### Aim
Copy out the entries below precisely; nothing is to be omitted.

━━━━━━━━

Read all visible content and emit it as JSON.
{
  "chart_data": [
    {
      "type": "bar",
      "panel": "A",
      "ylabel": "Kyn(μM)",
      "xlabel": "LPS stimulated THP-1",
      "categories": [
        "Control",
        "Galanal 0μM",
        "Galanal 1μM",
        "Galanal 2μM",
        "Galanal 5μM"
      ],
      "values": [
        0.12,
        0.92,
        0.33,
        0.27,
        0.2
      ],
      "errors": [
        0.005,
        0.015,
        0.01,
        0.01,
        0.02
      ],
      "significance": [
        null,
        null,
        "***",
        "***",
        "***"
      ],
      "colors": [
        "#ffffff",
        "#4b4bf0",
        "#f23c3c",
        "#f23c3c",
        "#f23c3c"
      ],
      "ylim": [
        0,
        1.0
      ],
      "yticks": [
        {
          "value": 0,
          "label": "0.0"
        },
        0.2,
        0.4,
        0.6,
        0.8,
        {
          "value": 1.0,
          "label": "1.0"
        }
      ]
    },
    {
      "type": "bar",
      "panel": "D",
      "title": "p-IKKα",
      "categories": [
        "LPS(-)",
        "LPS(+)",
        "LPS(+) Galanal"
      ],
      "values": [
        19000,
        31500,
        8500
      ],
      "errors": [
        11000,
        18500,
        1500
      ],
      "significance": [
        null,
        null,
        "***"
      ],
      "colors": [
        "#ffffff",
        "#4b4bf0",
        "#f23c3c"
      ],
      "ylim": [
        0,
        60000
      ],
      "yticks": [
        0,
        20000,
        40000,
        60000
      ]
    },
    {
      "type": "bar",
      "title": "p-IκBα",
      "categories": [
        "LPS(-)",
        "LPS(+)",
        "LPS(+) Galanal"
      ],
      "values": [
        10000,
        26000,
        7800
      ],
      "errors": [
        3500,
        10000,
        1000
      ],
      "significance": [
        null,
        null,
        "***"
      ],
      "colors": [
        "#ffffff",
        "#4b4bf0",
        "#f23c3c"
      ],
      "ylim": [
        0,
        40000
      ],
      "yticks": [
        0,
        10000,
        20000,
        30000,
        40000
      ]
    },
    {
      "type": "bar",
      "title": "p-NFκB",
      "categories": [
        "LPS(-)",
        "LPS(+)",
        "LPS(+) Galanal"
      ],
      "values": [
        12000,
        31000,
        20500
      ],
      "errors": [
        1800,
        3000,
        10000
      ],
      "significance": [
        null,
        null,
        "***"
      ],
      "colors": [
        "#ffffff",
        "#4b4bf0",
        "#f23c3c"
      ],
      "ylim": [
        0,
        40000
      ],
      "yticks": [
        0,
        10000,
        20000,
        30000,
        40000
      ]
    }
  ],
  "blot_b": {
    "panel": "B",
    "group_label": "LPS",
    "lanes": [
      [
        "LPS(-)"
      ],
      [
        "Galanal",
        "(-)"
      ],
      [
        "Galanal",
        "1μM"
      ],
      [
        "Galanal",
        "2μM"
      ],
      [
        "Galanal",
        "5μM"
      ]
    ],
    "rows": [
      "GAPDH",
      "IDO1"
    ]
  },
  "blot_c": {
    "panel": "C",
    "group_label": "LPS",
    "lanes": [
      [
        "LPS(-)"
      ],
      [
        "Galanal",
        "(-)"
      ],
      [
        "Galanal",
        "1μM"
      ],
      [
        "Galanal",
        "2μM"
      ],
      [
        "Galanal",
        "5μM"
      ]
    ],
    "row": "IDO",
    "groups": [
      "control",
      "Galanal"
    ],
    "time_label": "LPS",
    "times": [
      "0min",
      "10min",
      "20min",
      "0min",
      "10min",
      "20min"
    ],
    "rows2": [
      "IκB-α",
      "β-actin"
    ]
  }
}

━━━━━━━━

### Result of the task
Read all visible content and emit it as JSON.
{
  "chart_data": [
    {
      "type": "bar",
      "panel": "A",
      "ylabel": "Kyn(μM)",
      "xlabel": "LPS stimulated THP-1",
      "categories": [
        "Control",
        "Galanal 0μM",
        "Galanal 1μM",
        "Galanal 2μM",
        "Galanal 5μM"
      ],
      "values": [
        0.12,
        0.92,
        0.33,
        0.27,
        0.2
      ],
      "errors": [
        0.005,
        0.015,
        0.01,
        0.01,
        0.02
      ],
      "significance": [
        null,
        null,
        "***",
        "***",
        "***"
      ],
      "colors": [
        "#ffffff",
        "#4b4bf0",
        "#f23c3c",
        "#f23c3c",
        "#f23c3c"
      ],
      "ylim": [
        0,
        1.0
      ],
      "yticks": [
        {
          "value": 0,
          "label": "0.0"
        },
        0.2,
        0.4,
        0.6,
        0.8,
        {
          "value": 1.0,
          "label": "1.0"
        }
      ]
    },
    {
      "type": "bar",
      "panel": "D",
      "title": "p-IKKα",
      "categories": [
        "LPS(-)",
        "LPS(+)",
        "LPS(+) Galanal"
      ],
      "values": [
        19000,
        31500,
        8500
      ],
      "errors": [
        11000,
        18500,
        1500
      ],
      "significance": [
        null,
        null,
        "***"
      ],
      "colors": [
        "#ffffff",
        "#4b4bf0",
        "#f23c3c"
      ],
      "ylim": [
        0,
        60000
      ],
      "yticks": [
        0,
        20000,
        40000,
        60000
      ]
    },
    {
      "type": "bar",
      "title": "p-IκBα",
      "categories": [
        "LPS(-)",
        "LPS(+)",
        "LPS(+) Galanal"
      ],
      "values": [
        10000,
        26000,
        7800
      ],
      "errors": [
        3500,
        10000,
        1000
      ],
      "significance": [
        null,
        null,
        "***"
      ],
      "colors": [
        "#ffffff",
        "#4b4bf0",
        "#f23c3c"
      ],
      "ylim": [
        0,
        40000
      ],
      "yticks": [
        0,
        10000,
        20000,
        30000,
        40000
      ]
    },
    {
      "type": "bar",
      "title": "p-NFκB",
      "categories": [
        "LPS(-)",
        "LPS(+)",
        "LPS(+) Galanal"
      ],
      "values": [
        12000,
        31000,
        20500
      ],
      "errors": [
        1800,
        3000,
        10000
      ],
      "significance": [
        null,
        null,
        "***"
      ],
      "colors": [
        "#ffffff",
        "#4b4bf0",
        "#f23c3c"
      ],
      "ylim": [
        0,
        40000
      ],
      "yticks": [
        0,
        10000,
        20000,
        30000,
        40000
      ]
    }
  ],
  "blot_b": {
    "panel": "B",
    "group_label": "LPS",
    "lanes": [
      [
        "LPS(-)"
      ],
      [
        "Galanal",
        "(-)"
      ],
      [
        "Galanal",
        "1μM"
      ],
      [
        "Galanal",
        "2μM"
      ],
      [
        "Galanal",
        "5μM"
      ]
    ],
    "rows": [
      "GAPDH",
      "IDO1"
    ]
  },
  "blot_c": {
    "panel": "C",
    "group_label": "LPS",
    "lanes": [
      [
        "LPS(-)"
      ],
      [
        "Galanal",
        "(-)"
      ],
      [
        "Galanal",
        "1μM"
      ],
      [
        "Galanal",
        "2μM"
      ],
      [
        "Galanal",
        "5μM"
      ]
    ],
    "row": "IDO",
    "groups": [
      "control",
      "Galanal"
    ],
    "time_label": "LPS",
    "times": [
      "0min",
      "10min",
      "20min",
      "0min",
      "10min",
      "20min"
    ],
    "rows2": [
      "IκB-α",
      "β-actin"
    ]
  }
}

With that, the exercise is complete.